EXERCISE GOAL :: Scan each line of the records for the word "العلمي" and extract the ones that have it.

--- start of MATERIAL SUPPLIED ---

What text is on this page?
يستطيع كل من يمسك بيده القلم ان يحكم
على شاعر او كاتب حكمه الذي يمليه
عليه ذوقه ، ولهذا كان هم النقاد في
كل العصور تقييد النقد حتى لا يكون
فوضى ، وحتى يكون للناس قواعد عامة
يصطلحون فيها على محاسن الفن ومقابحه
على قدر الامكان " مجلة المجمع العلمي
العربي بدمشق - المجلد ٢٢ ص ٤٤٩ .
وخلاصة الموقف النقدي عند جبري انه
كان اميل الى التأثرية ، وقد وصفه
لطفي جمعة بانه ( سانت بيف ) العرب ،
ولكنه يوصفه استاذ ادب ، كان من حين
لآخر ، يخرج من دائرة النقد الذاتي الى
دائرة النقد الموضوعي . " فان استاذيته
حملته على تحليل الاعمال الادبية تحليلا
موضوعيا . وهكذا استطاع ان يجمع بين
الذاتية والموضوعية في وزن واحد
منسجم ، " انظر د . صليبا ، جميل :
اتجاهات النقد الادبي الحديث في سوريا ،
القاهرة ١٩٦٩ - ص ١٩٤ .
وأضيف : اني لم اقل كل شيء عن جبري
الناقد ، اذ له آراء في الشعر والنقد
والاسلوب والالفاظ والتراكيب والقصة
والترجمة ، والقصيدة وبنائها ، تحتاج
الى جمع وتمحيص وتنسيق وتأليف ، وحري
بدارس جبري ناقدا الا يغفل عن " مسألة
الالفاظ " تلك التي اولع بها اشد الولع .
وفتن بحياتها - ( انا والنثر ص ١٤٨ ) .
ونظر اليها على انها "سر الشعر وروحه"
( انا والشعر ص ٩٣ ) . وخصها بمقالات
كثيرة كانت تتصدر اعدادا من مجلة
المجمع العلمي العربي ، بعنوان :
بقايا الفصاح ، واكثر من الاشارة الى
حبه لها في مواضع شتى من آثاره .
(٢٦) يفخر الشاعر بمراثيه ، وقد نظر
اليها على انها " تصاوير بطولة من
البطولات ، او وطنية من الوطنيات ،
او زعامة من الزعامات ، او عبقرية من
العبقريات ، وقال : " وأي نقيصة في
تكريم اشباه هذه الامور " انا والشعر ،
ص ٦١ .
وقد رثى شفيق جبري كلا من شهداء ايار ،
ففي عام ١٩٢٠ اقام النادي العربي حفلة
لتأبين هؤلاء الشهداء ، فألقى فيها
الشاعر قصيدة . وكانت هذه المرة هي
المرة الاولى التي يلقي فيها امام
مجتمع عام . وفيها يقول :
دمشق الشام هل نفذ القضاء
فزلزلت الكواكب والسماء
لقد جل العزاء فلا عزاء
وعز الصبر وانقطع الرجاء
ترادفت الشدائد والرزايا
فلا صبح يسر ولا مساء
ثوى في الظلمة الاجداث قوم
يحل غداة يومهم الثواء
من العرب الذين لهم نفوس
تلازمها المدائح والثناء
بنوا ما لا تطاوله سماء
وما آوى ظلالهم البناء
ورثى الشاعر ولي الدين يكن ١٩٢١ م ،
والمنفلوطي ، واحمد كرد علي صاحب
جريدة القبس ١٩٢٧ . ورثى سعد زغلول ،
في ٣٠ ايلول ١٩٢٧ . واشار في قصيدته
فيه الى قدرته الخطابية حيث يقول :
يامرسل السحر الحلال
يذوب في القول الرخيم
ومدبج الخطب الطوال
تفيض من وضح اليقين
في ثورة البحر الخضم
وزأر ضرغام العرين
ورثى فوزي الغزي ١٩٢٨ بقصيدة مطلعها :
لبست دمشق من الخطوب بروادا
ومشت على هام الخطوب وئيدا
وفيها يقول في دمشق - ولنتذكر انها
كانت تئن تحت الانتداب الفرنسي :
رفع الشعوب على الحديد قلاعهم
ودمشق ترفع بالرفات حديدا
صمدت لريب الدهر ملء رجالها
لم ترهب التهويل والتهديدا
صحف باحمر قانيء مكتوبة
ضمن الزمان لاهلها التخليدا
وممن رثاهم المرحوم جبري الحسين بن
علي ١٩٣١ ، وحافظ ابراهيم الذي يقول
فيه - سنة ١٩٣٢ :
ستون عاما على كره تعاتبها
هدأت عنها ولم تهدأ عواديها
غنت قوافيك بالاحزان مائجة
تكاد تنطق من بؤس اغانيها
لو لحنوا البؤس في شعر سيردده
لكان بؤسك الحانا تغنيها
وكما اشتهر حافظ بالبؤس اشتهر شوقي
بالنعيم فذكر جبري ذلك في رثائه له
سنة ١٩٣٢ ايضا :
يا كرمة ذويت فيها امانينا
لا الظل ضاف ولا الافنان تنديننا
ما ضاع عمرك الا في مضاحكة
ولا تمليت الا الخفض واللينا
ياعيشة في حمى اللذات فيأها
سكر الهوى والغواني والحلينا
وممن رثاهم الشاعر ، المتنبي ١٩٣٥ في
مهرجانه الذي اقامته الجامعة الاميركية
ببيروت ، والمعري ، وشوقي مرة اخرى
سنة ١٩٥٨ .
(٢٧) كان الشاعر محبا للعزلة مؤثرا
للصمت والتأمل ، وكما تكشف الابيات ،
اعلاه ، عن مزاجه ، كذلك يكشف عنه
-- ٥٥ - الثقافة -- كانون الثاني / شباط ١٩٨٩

--- end of MATERIAL SUPPLIED ---

RESULT OF THE EXERCISE ::
على قدر الامكان " مجلة المجمع العلمي
المجمع العلمي العربي ، بعنوان :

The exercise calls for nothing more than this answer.